(Items from a dataset)
<<<<

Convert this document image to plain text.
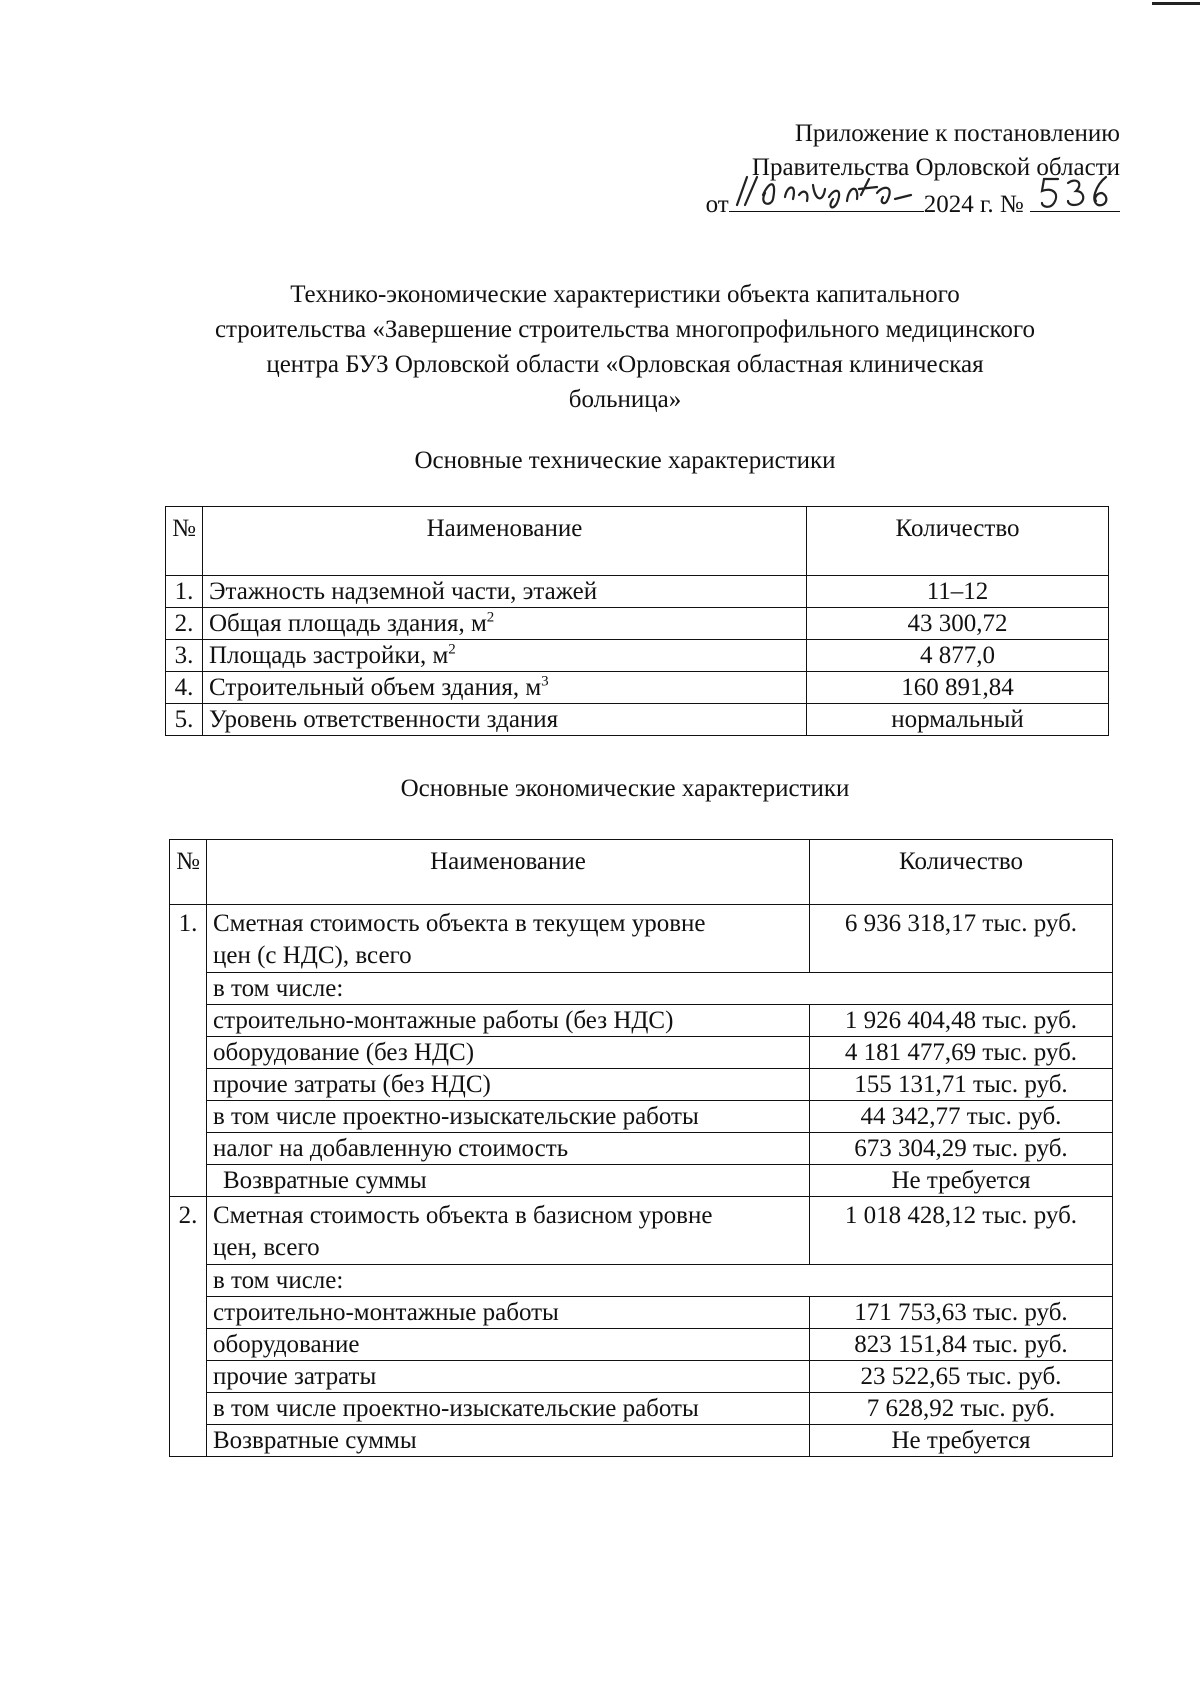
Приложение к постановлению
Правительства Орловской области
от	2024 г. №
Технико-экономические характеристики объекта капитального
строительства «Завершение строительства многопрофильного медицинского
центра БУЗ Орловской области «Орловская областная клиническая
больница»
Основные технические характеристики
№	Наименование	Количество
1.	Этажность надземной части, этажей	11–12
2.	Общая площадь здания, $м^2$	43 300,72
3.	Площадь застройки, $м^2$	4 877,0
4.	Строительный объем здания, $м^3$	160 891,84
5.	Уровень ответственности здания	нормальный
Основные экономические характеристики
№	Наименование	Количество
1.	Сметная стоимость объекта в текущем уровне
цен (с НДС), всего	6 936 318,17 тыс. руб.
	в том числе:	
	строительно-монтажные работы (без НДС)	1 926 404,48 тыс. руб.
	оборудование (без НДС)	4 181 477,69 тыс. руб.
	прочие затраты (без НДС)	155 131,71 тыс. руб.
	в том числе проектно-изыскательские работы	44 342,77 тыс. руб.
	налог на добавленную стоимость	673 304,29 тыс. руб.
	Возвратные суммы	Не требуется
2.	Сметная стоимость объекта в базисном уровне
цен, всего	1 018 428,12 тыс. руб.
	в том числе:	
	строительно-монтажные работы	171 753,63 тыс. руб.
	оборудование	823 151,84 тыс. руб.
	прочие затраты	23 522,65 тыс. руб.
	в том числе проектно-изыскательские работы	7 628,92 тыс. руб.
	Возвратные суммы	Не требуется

>>>>

◆ Given task
Restate the data above word for word. Skip every picture.

◆ Answer to the problem
Convert this document image to plain text.
Приложение к постановлению
Правительства Орловской области
от	2024 г. №
Технико-экономические характеристики объекта капитального
строительства «Завершение строительства многопрофильного медицинского
центра БУЗ Орловской области «Орловская областная клиническая
больница»
Основные технические характеристики
№	Наименование	Количество
1.	Этажность надземной части, этажей	11–12
2.	Общая площадь здания, $м^2$	43 300,72
3.	Площадь застройки, $м^2$	4 877,0
4.	Строительный объем здания, $м^3$	160 891,84
5.	Уровень ответственности здания	нормальный
Основные экономические характеристики
№	Наименование	Количество
1.	Сметная стоимость объекта в текущем уровне
цен (с НДС), всего	6 936 318,17 тыс. руб.
	в том числе:	
	строительно-монтажные работы (без НДС)	1 926 404,48 тыс. руб.
	оборудование (без НДС)	4 181 477,69 тыс. руб.
	прочие затраты (без НДС)	155 131,71 тыс. руб.
	в том числе проектно-изыскательские работы	44 342,77 тыс. руб.
	налог на добавленную стоимость	673 304,29 тыс. руб.
	Возвратные суммы	Не требуется
2.	Сметная стоимость объекта в базисном уровне
цен, всего	1 018 428,12 тыс. руб.
	в том числе:	
	строительно-монтажные работы	171 753,63 тыс. руб.
	оборудование	823 151,84 тыс. руб.
	прочие затраты	23 522,65 тыс. руб.
	в том числе проектно-изыскательские работы	7 628,92 тыс. руб.
	Возвратные суммы	Не требуется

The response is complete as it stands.